Work to do: Go through the material below and copy all lines with "Tanhϵ".

[Source records]
********
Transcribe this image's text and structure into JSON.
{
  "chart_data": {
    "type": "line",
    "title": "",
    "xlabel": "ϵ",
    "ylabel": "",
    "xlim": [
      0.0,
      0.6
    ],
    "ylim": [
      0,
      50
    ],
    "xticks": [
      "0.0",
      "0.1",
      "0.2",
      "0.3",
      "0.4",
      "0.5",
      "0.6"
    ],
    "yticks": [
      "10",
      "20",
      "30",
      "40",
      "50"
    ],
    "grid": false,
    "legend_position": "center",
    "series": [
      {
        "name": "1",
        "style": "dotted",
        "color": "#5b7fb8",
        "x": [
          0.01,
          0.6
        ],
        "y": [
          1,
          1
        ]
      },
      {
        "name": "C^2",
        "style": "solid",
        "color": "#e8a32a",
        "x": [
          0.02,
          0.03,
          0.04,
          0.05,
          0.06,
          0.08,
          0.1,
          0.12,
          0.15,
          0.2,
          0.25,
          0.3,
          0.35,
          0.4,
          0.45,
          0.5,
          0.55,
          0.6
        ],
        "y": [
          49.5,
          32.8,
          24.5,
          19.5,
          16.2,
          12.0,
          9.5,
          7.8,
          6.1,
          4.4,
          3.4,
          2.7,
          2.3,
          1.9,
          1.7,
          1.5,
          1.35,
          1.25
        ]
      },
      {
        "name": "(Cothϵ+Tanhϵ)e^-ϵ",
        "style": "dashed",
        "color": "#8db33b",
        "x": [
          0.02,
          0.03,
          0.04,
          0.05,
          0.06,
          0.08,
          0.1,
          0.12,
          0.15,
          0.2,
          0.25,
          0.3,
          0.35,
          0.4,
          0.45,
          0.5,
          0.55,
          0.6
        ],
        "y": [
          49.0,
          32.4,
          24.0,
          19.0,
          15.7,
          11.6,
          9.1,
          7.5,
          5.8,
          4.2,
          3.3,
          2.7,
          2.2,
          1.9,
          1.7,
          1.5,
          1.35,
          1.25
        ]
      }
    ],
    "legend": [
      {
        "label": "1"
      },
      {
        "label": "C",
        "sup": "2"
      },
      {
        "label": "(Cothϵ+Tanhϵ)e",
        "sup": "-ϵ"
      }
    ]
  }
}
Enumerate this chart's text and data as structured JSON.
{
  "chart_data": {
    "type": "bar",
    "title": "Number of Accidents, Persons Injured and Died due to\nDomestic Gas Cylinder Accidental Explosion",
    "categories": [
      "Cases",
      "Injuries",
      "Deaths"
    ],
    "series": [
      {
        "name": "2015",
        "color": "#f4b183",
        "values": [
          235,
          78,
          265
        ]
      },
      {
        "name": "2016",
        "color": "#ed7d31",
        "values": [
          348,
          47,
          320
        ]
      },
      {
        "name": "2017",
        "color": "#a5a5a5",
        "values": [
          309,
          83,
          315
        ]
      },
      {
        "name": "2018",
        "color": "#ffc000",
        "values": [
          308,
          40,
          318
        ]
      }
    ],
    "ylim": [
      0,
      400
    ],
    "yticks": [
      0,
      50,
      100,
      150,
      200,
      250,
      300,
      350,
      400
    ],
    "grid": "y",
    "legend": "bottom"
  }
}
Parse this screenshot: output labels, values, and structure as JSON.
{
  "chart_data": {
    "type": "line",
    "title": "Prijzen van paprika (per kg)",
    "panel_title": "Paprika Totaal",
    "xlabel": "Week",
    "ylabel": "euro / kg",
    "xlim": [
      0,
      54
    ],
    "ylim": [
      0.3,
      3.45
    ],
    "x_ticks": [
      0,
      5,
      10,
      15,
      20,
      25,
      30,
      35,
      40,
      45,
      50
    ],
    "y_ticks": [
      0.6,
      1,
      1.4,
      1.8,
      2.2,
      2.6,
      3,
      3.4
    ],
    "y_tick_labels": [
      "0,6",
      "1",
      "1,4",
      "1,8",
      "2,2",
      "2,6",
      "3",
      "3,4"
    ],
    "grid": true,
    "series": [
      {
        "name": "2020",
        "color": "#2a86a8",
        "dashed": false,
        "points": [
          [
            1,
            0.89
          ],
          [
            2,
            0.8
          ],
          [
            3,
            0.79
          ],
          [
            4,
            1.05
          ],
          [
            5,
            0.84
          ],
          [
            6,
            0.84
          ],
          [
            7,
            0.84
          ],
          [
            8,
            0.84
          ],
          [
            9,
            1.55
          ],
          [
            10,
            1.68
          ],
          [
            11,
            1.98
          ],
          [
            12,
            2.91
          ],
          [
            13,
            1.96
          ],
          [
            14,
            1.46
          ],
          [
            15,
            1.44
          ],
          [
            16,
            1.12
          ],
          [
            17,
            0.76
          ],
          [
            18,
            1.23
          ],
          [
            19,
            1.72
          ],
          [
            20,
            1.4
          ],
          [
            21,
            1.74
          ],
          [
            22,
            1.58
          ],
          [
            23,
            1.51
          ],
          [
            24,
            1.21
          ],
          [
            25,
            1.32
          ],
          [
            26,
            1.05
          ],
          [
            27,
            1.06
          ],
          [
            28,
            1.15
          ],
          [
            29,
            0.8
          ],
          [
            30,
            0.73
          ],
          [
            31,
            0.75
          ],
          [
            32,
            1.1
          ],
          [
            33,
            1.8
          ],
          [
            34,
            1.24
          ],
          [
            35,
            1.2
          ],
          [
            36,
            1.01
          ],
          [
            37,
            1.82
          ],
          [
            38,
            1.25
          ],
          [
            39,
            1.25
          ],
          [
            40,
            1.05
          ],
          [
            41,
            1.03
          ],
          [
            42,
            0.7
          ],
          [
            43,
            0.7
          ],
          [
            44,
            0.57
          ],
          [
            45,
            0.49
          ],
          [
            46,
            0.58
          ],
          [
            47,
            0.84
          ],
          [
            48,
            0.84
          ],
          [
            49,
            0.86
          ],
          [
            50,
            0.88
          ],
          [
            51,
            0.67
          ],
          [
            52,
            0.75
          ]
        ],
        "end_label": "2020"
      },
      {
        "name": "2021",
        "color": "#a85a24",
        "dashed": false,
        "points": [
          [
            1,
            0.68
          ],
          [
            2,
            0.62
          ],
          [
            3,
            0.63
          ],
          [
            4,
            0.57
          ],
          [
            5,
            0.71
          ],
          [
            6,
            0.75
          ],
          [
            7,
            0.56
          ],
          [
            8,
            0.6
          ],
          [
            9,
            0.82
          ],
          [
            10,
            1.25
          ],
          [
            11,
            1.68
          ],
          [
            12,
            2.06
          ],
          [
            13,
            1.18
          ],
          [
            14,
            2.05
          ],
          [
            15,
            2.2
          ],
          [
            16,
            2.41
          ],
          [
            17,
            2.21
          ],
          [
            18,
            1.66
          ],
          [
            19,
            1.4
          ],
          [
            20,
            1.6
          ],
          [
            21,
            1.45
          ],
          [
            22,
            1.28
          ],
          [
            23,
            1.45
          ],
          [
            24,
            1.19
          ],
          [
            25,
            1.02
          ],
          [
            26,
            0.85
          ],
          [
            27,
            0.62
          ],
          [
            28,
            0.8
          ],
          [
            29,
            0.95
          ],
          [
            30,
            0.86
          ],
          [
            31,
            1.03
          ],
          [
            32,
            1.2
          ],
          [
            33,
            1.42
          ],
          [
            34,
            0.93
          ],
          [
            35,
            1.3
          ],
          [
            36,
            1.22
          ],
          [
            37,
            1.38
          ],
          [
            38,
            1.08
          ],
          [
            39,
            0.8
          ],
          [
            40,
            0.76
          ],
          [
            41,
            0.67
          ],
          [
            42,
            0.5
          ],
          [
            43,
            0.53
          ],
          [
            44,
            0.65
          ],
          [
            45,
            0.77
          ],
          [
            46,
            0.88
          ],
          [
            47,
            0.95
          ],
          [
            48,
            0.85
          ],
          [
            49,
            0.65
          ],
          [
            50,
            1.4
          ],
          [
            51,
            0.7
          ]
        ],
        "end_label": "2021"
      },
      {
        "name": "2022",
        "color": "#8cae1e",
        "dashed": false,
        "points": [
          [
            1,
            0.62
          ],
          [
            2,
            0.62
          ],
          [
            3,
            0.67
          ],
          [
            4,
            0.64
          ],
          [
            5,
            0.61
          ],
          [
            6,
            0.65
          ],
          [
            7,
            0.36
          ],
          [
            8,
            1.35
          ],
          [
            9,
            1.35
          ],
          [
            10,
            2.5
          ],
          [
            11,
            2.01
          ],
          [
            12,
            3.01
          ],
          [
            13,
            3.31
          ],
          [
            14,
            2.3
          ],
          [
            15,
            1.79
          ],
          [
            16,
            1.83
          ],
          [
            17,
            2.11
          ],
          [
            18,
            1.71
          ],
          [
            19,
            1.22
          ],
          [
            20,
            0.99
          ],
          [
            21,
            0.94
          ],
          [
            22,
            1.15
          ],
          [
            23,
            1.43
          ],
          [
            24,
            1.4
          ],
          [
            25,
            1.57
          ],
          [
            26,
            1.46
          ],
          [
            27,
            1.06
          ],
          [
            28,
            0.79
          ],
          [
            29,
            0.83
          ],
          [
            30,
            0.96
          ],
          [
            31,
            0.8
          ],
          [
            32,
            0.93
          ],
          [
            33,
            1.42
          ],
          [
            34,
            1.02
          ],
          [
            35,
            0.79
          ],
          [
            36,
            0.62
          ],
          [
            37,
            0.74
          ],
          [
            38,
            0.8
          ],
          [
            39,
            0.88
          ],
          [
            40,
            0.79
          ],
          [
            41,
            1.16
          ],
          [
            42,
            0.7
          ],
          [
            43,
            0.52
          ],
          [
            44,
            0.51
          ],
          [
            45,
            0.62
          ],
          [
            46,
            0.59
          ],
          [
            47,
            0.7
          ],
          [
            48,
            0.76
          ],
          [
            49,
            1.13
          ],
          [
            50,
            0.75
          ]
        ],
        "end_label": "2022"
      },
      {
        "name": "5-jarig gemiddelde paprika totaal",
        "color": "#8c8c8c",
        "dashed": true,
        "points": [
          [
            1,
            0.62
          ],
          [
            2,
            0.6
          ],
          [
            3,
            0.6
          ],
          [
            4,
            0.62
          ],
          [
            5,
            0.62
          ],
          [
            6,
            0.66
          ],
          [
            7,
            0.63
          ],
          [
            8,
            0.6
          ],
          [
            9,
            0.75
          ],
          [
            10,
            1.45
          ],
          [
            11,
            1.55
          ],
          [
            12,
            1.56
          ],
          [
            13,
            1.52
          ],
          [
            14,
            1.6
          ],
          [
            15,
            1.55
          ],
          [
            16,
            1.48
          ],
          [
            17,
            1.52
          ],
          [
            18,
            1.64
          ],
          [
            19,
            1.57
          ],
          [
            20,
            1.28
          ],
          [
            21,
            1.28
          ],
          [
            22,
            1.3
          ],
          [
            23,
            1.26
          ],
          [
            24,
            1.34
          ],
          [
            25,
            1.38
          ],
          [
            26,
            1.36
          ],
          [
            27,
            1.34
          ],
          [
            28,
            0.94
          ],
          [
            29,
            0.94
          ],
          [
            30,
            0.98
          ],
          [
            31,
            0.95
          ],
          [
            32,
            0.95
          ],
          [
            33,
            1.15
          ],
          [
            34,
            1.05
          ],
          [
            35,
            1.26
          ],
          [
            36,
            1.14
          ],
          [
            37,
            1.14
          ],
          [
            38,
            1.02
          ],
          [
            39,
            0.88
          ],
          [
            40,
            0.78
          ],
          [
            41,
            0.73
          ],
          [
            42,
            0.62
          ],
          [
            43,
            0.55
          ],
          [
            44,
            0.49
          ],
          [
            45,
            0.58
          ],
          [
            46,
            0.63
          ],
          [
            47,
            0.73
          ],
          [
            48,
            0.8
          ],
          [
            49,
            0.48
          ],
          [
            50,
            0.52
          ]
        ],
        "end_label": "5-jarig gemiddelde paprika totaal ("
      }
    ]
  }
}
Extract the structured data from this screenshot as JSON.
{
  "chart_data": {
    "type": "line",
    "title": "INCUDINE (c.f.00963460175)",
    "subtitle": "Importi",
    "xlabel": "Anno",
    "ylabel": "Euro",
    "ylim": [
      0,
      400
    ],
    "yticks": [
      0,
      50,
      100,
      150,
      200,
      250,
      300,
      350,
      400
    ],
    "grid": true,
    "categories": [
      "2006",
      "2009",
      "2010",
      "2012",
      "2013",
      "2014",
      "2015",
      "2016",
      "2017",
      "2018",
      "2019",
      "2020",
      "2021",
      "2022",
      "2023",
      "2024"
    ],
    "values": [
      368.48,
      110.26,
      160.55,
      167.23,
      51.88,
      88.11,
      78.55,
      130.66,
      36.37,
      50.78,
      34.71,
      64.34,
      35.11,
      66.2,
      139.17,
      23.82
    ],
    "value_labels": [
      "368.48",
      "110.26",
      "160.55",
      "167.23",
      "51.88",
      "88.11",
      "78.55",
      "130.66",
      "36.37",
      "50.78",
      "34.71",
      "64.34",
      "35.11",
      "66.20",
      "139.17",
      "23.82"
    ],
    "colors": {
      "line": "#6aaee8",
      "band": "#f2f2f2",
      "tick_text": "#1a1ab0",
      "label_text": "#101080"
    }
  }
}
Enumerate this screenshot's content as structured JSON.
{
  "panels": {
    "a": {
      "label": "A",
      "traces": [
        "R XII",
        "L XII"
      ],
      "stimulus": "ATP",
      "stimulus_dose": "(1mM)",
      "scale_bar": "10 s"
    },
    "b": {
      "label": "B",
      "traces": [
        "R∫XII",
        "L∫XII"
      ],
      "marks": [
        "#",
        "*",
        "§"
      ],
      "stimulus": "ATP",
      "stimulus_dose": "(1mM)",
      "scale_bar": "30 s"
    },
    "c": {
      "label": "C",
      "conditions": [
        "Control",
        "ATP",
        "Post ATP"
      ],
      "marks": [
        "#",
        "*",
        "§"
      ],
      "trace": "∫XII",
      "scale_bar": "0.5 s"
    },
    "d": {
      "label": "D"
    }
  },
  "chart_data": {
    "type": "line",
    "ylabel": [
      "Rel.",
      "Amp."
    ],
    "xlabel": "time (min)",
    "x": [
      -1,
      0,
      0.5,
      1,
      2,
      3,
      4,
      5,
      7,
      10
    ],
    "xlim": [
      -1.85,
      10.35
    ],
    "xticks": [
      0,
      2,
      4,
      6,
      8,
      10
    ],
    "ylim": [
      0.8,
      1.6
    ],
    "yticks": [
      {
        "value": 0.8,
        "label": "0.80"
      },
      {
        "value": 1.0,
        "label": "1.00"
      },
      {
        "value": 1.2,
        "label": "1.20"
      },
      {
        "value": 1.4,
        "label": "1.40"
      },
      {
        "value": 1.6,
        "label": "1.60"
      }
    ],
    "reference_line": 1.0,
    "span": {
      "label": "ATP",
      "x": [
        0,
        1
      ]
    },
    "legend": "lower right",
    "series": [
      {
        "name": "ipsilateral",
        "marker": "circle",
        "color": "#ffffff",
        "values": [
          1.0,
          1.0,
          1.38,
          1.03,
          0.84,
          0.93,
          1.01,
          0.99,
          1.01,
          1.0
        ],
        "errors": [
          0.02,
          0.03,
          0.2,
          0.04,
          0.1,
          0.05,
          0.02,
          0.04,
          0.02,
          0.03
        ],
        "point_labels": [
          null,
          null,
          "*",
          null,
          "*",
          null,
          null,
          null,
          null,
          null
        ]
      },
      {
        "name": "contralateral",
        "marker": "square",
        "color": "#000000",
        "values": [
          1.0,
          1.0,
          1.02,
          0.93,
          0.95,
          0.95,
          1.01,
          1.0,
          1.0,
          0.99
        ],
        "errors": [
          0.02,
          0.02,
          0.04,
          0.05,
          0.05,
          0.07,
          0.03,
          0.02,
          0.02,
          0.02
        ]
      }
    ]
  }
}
********
Task solution:
        "name": "(Cothϵ+Tanhϵ)e^-ϵ",
        "label": "(Cothϵ+Tanhϵ)e",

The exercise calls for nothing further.